Record set →
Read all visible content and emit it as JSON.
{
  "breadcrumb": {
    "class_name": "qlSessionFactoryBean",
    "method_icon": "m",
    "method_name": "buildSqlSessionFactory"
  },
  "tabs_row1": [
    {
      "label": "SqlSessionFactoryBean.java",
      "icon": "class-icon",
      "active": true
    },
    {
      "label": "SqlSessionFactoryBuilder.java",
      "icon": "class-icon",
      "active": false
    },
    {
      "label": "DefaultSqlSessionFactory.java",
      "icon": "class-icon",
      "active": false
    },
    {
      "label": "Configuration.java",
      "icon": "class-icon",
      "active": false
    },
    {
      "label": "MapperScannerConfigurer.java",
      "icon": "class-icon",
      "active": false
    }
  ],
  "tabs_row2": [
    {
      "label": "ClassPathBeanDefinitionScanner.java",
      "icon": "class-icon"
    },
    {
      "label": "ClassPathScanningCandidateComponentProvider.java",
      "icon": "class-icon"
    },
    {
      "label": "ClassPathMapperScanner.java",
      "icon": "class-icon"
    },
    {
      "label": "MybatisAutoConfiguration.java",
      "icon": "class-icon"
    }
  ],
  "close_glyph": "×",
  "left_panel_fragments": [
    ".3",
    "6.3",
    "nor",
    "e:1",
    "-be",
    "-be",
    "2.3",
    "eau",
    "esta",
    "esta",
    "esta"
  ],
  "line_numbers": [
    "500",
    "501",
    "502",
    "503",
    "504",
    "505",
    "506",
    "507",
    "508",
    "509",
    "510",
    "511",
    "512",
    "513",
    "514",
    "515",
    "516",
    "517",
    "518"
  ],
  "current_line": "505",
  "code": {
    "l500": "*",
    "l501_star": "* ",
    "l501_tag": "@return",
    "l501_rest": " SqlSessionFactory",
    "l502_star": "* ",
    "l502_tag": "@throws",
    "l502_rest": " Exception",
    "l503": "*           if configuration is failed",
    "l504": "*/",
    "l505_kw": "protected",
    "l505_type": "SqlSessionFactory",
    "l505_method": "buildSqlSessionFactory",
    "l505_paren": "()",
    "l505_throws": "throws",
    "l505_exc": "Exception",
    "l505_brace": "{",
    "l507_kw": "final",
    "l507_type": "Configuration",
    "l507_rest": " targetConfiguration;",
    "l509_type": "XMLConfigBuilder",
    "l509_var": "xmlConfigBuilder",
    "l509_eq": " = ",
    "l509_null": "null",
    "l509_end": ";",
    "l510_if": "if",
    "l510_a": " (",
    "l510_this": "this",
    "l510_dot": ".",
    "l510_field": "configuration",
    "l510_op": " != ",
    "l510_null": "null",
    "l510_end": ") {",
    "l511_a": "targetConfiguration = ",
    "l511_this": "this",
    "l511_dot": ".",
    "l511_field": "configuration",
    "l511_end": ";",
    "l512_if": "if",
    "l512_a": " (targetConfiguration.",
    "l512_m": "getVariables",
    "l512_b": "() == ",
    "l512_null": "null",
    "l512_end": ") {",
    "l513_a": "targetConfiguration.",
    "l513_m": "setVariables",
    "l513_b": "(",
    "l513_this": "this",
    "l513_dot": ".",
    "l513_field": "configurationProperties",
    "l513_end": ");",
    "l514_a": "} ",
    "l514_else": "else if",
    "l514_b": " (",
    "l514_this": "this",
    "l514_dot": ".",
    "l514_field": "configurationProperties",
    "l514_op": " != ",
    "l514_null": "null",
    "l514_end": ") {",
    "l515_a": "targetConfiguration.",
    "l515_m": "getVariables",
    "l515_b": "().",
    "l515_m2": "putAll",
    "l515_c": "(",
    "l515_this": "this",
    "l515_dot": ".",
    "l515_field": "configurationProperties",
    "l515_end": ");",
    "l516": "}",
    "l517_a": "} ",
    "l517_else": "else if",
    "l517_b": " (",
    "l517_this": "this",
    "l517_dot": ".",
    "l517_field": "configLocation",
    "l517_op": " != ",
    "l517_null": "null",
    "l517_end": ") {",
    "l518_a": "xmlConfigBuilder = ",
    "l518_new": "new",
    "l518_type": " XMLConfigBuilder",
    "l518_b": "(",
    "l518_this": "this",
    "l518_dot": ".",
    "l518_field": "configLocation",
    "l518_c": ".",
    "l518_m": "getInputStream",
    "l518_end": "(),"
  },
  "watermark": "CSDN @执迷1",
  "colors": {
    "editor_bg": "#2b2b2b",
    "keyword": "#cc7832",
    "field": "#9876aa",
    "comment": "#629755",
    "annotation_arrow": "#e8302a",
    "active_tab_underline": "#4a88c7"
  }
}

Problem description → Looking at the entries above, state how many lines contain "java"; give the number alone.

Task answer → 9